Provided data:
_ _ _ _ _

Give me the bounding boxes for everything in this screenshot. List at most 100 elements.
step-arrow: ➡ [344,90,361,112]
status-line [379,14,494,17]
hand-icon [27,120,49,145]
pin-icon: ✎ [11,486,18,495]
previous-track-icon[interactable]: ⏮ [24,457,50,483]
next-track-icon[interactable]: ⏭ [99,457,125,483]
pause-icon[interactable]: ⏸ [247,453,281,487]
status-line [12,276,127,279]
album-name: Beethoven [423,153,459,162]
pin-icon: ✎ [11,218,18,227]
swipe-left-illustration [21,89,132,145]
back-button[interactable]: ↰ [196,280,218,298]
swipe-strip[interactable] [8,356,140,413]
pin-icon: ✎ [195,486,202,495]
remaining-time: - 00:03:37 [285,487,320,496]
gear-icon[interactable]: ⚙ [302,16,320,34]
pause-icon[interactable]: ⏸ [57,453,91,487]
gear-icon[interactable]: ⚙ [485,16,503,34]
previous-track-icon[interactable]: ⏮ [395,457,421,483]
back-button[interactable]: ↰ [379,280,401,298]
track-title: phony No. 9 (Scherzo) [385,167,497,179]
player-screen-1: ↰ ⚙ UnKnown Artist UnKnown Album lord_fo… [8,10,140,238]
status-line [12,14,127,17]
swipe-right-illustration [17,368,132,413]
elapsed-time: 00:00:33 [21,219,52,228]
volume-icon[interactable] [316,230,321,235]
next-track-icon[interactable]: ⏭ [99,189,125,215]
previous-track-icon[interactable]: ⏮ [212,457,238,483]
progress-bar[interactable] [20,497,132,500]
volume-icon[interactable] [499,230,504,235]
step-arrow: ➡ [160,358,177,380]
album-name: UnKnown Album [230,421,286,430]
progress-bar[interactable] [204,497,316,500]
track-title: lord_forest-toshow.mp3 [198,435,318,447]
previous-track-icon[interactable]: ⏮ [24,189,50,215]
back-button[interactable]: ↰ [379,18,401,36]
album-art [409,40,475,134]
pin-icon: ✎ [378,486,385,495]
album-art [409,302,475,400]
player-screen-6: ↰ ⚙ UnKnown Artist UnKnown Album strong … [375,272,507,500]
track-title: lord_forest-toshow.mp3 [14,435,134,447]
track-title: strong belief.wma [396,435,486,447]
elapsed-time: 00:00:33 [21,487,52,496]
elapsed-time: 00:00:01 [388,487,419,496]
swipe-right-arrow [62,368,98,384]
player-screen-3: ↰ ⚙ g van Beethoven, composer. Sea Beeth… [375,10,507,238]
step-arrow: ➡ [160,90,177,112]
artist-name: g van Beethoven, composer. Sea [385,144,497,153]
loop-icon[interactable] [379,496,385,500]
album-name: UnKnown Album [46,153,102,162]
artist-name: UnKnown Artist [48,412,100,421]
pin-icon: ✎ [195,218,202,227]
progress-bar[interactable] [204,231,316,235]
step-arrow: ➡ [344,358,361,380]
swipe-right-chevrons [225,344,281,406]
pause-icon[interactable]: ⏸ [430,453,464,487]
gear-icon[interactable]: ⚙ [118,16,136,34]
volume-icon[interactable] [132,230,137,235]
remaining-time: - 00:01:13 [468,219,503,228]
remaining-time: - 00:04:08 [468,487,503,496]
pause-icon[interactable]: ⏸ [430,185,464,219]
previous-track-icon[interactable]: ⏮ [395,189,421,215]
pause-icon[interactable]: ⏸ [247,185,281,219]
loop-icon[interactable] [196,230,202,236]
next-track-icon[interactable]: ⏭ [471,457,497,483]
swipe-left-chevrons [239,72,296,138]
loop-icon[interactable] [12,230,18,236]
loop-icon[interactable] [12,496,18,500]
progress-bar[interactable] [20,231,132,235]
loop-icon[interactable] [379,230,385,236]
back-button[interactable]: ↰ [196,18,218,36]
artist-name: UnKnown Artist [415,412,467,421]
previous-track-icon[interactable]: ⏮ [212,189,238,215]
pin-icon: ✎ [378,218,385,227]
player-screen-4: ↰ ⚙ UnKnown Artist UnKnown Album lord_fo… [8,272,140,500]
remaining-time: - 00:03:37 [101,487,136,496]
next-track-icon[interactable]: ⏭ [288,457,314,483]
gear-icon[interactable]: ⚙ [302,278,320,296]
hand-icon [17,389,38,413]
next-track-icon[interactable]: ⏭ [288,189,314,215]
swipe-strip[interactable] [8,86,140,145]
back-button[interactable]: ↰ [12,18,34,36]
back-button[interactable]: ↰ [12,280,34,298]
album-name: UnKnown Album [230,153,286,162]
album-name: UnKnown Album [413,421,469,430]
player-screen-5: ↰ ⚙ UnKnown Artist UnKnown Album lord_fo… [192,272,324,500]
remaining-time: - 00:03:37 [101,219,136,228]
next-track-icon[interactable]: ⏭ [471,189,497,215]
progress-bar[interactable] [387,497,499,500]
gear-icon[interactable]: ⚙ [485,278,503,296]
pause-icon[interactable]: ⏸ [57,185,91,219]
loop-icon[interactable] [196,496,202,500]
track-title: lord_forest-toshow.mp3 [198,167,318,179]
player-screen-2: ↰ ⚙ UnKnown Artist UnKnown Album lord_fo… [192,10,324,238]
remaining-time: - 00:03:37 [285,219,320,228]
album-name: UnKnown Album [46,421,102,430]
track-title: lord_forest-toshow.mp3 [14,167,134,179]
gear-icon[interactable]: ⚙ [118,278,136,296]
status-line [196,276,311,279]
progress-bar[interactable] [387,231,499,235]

_ _ _ _ _

Task requirements:
Rewrite the rows with "song-title" substituted for every "track-title", leaving everything else unchanged.

The answer:
Give me the bounding boxes for everything in this screenshot. List at most 100 elements.
step-arrow: ➡ [344,90,361,112]
status-line [379,14,494,17]
hand-icon [27,120,49,145]
pin-icon: ✎ [11,486,18,495]
previous-track-icon[interactable]: ⏮ [24,457,50,483]
next-track-icon[interactable]: ⏭ [99,457,125,483]
pause-icon[interactable]: ⏸ [247,453,281,487]
status-line [12,276,127,279]
album-name: Beethoven [423,153,459,162]
pin-icon: ✎ [11,218,18,227]
swipe-left-illustration [21,89,132,145]
back-button[interactable]: ↰ [196,280,218,298]
swipe-strip[interactable] [8,356,140,413]
pin-icon: ✎ [195,486,202,495]
remaining-time: - 00:03:37 [285,487,320,496]
gear-icon[interactable]: ⚙ [302,16,320,34]
pause-icon[interactable]: ⏸ [57,453,91,487]
gear-icon[interactable]: ⚙ [485,16,503,34]
previous-track-icon[interactable]: ⏮ [395,457,421,483]
back-button[interactable]: ↰ [379,280,401,298]
song-title: phony No. 9 (Scherzo) [385,167,497,179]
player-screen-1: ↰ ⚙ UnKnown Artist UnKnown Album lord_fo… [8,10,140,238]
status-line [12,14,127,17]
swipe-right-illustration [17,368,132,413]
elapsed-time: 00:00:33 [21,219,52,228]
volume-icon[interactable] [316,230,321,235]
next-track-icon[interactable]: ⏭ [99,189,125,215]
previous-track-icon[interactable]: ⏮ [212,457,238,483]
progress-bar[interactable] [20,497,132,500]
volume-icon[interactable] [499,230,504,235]
step-arrow: ➡ [160,358,177,380]
album-name: UnKnown Album [230,421,286,430]
progress-bar[interactable] [204,497,316,500]
song-title: lord_forest-toshow.mp3 [198,435,318,447]
previous-track-icon[interactable]: ⏮ [24,189,50,215]
back-button[interactable]: ↰ [379,18,401,36]
album-art [409,40,475,134]
pin-icon: ✎ [378,486,385,495]
album-art [409,302,475,400]
player-screen-6: ↰ ⚙ UnKnown Artist UnKnown Album strong … [375,272,507,500]
song-title: lord_forest-toshow.mp3 [14,435,134,447]
song-title: strong belief.wma [396,435,486,447]
elapsed-time: 00:00:33 [21,487,52,496]
elapsed-time: 00:00:01 [388,487,419,496]
swipe-right-arrow [62,368,98,384]
player-screen-3: ↰ ⚙ g van Beethoven, composer. Sea Beeth… [375,10,507,238]
step-arrow: ➡ [160,90,177,112]
artist-name: g van Beethoven, composer. Sea [385,144,497,153]
loop-icon[interactable] [379,496,385,500]
album-name: UnKnown Album [46,153,102,162]
artist-name: UnKnown Artist [48,412,100,421]
pin-icon: ✎ [195,218,202,227]
progress-bar[interactable] [204,231,316,235]
step-arrow: ➡ [344,358,361,380]
swipe-right-chevrons [225,344,281,406]
pause-icon[interactable]: ⏸ [430,453,464,487]
gear-icon[interactable]: ⚙ [118,16,136,34]
volume-icon[interactable] [132,230,137,235]
remaining-time: - 00:01:13 [468,219,503,228]
remaining-time: - 00:04:08 [468,487,503,496]
pause-icon[interactable]: ⏸ [430,185,464,219]
previous-track-icon[interactable]: ⏮ [395,189,421,215]
pause-icon[interactable]: ⏸ [247,185,281,219]
loop-icon[interactable] [196,230,202,236]
next-track-icon[interactable]: ⏭ [471,457,497,483]
swipe-left-chevrons [239,72,296,138]
loop-icon[interactable] [12,230,18,236]
loop-icon[interactable] [12,496,18,500]
progress-bar[interactable] [20,231,132,235]
loop-icon[interactable] [379,230,385,236]
back-button[interactable]: ↰ [196,18,218,36]
artist-name: UnKnown Artist [415,412,467,421]
previous-track-icon[interactable]: ⏮ [212,189,238,215]
pin-icon: ✎ [378,218,385,227]
player-screen-4: ↰ ⚙ UnKnown Artist UnKnown Album lord_fo… [8,272,140,500]
remaining-time: - 00:03:37 [101,487,136,496]
next-track-icon[interactable]: ⏭ [288,457,314,483]
gear-icon[interactable]: ⚙ [302,278,320,296]
hand-icon [17,389,38,413]
next-track-icon[interactable]: ⏭ [288,189,314,215]
swipe-strip[interactable] [8,86,140,145]
back-button[interactable]: ↰ [12,18,34,36]
back-button[interactable]: ↰ [12,280,34,298]
album-name: UnKnown Album [230,153,286,162]
album-name: UnKnown Album [413,421,469,430]
player-screen-5: ↰ ⚙ UnKnown Artist UnKnown Album lord_fo… [192,272,324,500]
remaining-time: - 00:03:37 [101,219,136,228]
next-track-icon[interactable]: ⏭ [471,189,497,215]
progress-bar[interactable] [387,497,499,500]
gear-icon[interactable]: ⚙ [485,278,503,296]
pause-icon[interactable]: ⏸ [57,185,91,219]
loop-icon[interactable] [196,496,202,500]
song-title: lord_forest-toshow.mp3 [198,167,318,179]
player-screen-2: ↰ ⚙ UnKnown Artist UnKnown Album lord_fo… [192,10,324,238]
remaining-time: - 00:03:37 [285,219,320,228]
album-name: UnKnown Album [46,421,102,430]
song-title: lord_forest-toshow.mp3 [14,167,134,179]
gear-icon[interactable]: ⚙ [118,278,136,296]
status-line [196,276,311,279]
progress-bar[interactable] [387,231,499,235]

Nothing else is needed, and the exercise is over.